What you are asked to do: Return the line containing "Extract the structured" and all lines after it exactly; stop at the end of the material.

Start of Exercise data

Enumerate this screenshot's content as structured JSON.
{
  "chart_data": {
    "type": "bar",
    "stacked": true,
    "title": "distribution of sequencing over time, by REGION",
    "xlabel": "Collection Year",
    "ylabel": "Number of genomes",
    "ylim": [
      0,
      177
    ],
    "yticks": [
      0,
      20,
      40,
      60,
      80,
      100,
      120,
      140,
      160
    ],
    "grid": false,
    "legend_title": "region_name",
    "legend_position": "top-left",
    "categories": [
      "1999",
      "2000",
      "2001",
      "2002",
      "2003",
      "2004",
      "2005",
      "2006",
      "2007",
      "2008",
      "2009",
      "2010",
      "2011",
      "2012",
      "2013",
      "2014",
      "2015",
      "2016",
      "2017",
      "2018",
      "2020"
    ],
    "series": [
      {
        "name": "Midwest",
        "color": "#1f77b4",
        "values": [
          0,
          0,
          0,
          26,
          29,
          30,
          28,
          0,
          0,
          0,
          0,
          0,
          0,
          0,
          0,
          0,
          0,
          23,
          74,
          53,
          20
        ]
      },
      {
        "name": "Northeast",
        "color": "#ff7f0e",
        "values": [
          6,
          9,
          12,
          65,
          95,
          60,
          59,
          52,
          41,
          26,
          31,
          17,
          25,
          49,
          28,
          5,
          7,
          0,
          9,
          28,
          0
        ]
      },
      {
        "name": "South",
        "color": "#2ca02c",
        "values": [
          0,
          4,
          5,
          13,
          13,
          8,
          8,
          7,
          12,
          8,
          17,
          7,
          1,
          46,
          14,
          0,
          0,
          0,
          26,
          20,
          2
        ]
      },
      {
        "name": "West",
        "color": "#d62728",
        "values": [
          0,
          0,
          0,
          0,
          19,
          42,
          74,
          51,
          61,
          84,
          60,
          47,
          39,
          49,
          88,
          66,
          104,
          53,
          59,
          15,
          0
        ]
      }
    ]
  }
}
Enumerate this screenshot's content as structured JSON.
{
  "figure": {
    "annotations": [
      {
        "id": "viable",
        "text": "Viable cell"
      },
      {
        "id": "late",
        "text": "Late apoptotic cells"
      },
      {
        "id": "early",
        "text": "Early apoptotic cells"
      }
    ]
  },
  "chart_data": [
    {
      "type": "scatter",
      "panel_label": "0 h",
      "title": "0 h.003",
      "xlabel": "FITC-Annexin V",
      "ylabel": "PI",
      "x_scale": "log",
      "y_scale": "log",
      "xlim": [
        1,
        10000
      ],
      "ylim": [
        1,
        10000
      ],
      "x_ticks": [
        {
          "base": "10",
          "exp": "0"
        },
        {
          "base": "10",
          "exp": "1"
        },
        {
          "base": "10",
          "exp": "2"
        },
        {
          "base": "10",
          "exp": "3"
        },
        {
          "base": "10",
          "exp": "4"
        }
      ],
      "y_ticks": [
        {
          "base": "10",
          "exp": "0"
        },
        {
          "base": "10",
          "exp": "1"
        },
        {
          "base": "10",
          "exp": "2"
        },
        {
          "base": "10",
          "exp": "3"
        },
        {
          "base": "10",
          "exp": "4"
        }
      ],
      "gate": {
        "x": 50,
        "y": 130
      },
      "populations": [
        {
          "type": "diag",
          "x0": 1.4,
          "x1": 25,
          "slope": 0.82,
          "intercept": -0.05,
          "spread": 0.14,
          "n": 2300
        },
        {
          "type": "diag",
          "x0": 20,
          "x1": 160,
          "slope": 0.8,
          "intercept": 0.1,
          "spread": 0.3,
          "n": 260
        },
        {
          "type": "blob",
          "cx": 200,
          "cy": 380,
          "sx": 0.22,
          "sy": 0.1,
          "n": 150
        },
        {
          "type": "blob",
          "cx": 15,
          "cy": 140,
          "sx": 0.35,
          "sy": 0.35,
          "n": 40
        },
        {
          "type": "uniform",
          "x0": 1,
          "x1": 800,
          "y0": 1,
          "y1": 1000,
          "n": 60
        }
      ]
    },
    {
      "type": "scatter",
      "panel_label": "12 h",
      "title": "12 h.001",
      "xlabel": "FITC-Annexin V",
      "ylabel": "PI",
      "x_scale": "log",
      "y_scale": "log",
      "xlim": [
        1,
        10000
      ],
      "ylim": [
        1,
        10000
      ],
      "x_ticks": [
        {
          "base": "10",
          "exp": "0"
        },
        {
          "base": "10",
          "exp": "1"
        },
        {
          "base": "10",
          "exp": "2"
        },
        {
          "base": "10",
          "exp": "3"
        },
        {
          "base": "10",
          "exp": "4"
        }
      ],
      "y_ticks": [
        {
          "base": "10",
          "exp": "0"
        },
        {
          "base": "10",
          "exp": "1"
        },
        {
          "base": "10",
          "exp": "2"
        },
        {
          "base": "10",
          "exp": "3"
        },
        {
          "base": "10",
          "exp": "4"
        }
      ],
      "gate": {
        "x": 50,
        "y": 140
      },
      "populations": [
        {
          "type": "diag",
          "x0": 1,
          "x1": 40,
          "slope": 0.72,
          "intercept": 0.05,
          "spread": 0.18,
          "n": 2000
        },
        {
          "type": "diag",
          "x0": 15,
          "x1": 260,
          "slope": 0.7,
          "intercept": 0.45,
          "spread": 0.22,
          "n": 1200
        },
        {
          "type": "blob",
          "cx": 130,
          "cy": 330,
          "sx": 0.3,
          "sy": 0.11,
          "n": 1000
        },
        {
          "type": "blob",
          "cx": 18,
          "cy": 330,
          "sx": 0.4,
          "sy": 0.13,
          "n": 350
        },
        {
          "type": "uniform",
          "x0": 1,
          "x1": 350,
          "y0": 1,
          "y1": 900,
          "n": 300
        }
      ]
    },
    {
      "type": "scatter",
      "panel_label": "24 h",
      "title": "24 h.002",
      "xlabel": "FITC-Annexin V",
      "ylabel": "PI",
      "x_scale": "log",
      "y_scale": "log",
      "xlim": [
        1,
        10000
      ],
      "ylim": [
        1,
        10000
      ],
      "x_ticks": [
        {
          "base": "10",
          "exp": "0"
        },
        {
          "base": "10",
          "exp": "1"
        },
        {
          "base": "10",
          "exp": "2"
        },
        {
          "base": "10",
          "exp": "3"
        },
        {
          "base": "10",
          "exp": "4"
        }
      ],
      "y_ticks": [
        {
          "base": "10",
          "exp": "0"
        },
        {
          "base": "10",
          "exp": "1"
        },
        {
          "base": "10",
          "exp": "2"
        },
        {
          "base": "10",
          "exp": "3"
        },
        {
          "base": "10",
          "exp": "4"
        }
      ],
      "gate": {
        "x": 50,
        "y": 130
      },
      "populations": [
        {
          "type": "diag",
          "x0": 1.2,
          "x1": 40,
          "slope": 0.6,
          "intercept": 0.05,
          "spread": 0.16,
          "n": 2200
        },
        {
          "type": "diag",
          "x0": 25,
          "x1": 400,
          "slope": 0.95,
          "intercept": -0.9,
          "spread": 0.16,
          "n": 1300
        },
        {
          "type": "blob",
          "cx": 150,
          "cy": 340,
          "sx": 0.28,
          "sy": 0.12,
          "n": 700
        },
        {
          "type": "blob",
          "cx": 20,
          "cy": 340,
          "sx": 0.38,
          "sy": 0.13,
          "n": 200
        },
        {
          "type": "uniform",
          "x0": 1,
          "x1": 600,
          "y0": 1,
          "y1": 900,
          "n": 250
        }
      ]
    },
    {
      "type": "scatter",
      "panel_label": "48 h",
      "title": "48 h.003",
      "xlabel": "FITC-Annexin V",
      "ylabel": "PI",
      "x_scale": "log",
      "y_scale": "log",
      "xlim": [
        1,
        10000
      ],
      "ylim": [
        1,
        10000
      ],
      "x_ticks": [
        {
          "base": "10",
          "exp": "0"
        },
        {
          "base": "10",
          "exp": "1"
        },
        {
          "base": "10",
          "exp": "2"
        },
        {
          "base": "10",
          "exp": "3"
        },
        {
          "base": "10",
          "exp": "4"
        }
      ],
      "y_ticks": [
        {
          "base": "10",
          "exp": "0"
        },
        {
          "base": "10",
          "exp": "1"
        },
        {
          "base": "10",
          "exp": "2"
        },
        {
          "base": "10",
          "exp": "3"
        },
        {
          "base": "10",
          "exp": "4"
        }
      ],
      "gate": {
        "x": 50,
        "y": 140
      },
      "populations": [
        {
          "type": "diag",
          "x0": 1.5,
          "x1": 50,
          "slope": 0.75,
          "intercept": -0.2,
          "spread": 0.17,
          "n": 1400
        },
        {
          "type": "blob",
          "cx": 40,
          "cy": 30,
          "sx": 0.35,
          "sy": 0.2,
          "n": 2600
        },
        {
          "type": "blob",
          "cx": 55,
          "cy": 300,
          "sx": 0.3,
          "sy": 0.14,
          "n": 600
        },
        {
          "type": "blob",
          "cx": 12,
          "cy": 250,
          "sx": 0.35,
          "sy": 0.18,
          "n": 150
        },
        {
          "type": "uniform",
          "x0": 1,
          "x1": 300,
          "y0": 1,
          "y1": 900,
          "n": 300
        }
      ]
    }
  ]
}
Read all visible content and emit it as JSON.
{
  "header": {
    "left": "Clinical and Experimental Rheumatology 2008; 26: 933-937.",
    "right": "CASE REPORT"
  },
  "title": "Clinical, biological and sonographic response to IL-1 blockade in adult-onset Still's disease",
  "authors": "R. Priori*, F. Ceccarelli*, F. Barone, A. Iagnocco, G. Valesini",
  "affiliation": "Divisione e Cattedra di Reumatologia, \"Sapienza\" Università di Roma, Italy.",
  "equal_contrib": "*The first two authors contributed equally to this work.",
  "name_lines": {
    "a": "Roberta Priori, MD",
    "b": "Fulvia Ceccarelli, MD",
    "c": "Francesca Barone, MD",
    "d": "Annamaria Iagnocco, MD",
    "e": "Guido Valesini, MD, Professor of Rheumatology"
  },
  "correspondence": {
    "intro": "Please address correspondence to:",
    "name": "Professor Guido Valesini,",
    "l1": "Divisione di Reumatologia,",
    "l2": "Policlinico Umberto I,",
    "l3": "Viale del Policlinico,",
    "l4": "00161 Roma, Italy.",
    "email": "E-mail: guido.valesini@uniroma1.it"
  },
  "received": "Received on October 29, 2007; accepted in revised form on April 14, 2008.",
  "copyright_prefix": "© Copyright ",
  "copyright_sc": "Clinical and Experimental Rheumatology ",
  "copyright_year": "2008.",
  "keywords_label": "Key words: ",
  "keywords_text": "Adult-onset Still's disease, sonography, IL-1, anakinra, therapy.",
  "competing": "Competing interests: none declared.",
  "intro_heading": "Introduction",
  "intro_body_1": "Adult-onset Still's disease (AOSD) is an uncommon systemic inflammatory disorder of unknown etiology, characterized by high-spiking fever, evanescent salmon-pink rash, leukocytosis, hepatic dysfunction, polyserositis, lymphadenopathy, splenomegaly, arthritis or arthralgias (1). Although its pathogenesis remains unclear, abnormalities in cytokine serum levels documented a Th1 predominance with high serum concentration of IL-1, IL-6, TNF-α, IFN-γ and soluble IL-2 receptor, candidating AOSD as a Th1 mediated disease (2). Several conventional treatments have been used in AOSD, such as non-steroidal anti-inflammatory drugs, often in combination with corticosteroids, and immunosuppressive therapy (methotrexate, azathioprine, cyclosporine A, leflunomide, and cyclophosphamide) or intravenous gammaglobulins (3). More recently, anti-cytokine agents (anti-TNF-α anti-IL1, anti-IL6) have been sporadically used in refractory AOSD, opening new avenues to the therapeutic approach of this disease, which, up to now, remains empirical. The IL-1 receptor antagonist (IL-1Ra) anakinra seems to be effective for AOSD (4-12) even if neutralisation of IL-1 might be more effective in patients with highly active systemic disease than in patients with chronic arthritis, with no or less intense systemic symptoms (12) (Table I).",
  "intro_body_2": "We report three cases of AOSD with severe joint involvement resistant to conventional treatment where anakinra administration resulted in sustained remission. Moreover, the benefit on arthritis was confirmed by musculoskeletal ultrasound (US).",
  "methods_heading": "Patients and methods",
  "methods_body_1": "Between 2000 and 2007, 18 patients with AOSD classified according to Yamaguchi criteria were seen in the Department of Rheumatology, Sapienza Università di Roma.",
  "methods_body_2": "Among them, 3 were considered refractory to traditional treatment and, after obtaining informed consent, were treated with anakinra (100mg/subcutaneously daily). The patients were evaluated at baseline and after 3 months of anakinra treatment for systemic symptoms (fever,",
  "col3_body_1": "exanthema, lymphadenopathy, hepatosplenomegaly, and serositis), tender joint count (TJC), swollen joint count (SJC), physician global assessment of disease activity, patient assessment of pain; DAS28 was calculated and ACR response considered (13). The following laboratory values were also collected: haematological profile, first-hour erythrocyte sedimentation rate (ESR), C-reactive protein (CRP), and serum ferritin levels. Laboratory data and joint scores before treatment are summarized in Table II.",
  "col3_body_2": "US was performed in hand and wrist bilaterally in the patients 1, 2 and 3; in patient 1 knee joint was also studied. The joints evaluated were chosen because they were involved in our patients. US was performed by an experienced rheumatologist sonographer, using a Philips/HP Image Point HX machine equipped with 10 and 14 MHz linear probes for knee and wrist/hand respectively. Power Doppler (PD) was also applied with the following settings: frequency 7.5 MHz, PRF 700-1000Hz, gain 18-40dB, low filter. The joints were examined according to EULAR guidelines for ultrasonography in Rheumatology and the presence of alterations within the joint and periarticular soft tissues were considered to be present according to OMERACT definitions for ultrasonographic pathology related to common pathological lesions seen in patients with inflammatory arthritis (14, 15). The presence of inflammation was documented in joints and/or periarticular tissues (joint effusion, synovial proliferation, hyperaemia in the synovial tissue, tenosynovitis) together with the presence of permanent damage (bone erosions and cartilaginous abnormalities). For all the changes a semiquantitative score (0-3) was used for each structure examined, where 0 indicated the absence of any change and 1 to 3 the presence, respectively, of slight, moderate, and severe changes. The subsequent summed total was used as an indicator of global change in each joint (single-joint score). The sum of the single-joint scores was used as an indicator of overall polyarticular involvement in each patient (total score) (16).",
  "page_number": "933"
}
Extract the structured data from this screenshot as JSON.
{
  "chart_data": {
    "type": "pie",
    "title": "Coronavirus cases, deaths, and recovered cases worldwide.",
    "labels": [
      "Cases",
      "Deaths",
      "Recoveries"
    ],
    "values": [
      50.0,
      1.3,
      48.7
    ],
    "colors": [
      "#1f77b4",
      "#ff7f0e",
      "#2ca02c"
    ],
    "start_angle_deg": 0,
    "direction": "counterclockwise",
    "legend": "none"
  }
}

End of Exercise data

Result below:
Extract the structured data from this screenshot as JSON.
{
  "chart_data": {
    "type": "pie",
    "title": "Coronavirus cases, deaths, and recovered cases worldwide.",
    "labels": [
      "Cases",
      "Deaths",
      "Recoveries"
    ],
    "values": [
      50.0,
      1.3,
      48.7
    ],
    "colors": [
      "#1f77b4",
      "#ff7f0e",
      "#2ca02c"
    ],
    "start_angle_deg": 0,
    "direction": "counterclockwise",
    "legend": "none"
  }
}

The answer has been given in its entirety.